**EXERCISE**
Wherever the string "SIZE" appears in a line, extract that line.

**PROVIDED INFORMATION**
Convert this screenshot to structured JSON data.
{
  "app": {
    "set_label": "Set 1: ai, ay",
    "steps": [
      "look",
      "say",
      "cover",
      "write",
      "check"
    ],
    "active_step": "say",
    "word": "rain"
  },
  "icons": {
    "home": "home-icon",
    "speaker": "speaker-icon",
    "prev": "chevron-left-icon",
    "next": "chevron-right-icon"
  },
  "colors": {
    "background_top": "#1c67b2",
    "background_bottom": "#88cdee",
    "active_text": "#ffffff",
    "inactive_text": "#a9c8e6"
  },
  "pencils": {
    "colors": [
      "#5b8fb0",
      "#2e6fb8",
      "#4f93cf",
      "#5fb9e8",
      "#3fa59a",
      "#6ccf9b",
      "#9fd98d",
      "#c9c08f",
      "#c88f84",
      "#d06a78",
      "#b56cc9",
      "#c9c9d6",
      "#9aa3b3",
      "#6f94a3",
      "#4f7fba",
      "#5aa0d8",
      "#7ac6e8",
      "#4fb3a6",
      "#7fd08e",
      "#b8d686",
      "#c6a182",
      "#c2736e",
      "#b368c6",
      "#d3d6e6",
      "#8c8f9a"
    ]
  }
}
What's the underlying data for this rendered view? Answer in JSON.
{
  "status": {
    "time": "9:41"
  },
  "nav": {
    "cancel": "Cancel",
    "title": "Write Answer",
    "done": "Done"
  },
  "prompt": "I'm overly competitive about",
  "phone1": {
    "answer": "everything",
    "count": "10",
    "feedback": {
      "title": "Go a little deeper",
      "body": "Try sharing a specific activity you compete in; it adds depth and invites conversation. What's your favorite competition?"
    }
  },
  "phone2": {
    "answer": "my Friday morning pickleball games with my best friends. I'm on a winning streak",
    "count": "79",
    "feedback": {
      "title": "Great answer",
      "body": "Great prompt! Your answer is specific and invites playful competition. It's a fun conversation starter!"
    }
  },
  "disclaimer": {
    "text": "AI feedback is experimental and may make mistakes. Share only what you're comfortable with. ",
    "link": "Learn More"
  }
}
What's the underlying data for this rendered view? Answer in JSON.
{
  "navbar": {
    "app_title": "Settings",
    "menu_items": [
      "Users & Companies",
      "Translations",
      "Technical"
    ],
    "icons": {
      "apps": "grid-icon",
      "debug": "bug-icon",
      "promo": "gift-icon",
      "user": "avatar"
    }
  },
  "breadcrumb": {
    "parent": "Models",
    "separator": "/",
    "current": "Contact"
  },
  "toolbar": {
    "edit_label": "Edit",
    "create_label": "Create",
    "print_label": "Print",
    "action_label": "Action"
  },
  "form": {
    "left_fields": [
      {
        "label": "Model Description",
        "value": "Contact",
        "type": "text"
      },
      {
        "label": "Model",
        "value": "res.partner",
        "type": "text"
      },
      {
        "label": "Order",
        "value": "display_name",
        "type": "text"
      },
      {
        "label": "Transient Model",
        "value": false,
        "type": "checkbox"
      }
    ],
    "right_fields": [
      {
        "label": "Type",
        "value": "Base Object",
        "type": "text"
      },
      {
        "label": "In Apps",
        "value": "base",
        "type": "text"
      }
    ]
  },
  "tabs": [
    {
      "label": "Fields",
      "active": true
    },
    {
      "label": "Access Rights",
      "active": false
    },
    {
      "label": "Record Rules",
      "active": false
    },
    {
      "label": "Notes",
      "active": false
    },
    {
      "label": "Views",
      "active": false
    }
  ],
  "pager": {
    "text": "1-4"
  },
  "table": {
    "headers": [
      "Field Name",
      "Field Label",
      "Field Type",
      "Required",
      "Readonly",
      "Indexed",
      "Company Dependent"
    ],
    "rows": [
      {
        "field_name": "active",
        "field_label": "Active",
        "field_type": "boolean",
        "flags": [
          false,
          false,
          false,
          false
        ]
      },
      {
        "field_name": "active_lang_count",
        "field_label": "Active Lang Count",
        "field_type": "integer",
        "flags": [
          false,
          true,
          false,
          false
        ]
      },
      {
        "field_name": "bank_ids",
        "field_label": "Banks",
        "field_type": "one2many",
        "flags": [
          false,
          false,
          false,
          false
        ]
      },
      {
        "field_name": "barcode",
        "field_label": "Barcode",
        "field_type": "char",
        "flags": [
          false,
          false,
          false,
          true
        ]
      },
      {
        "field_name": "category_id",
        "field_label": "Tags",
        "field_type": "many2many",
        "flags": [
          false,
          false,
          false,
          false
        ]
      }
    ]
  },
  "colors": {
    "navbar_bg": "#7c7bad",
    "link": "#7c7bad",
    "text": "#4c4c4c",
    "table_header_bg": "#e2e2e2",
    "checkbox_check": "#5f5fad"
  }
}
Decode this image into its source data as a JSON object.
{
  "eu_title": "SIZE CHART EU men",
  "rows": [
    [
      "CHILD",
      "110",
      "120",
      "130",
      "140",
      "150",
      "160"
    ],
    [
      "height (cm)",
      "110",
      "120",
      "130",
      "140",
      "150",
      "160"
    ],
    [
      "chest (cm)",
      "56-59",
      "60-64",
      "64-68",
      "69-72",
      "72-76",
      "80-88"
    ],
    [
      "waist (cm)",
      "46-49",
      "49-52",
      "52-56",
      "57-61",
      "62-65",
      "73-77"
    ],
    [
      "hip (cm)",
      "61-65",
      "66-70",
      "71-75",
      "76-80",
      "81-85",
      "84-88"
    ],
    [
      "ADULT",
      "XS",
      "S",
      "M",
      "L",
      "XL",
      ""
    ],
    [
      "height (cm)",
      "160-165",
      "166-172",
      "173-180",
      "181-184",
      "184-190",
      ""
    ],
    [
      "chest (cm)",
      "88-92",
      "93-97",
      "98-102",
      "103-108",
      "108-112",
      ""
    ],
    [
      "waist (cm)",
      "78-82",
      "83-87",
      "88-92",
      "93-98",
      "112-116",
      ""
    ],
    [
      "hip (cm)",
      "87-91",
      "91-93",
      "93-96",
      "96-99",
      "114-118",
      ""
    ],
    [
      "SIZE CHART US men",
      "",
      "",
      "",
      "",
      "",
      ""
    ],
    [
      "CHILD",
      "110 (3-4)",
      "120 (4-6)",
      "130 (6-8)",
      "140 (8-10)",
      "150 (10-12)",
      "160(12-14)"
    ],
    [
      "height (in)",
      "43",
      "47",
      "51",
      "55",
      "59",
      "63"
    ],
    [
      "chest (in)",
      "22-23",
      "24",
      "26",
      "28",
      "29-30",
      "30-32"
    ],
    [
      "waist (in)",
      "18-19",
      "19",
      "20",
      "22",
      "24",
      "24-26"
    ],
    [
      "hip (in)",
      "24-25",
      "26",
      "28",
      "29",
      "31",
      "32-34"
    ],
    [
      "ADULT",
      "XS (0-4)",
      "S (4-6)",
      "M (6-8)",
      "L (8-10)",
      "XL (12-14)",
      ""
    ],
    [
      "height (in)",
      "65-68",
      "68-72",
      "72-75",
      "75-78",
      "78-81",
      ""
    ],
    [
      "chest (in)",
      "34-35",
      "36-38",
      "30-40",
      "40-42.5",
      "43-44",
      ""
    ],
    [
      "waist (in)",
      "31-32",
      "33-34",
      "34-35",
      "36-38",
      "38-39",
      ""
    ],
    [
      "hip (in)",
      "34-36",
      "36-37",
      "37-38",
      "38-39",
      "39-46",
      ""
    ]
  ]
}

**OUTPUT OF THE EXERCISE**
  "eu_title": "SIZE CHART EU men",
      "SIZE CHART US men",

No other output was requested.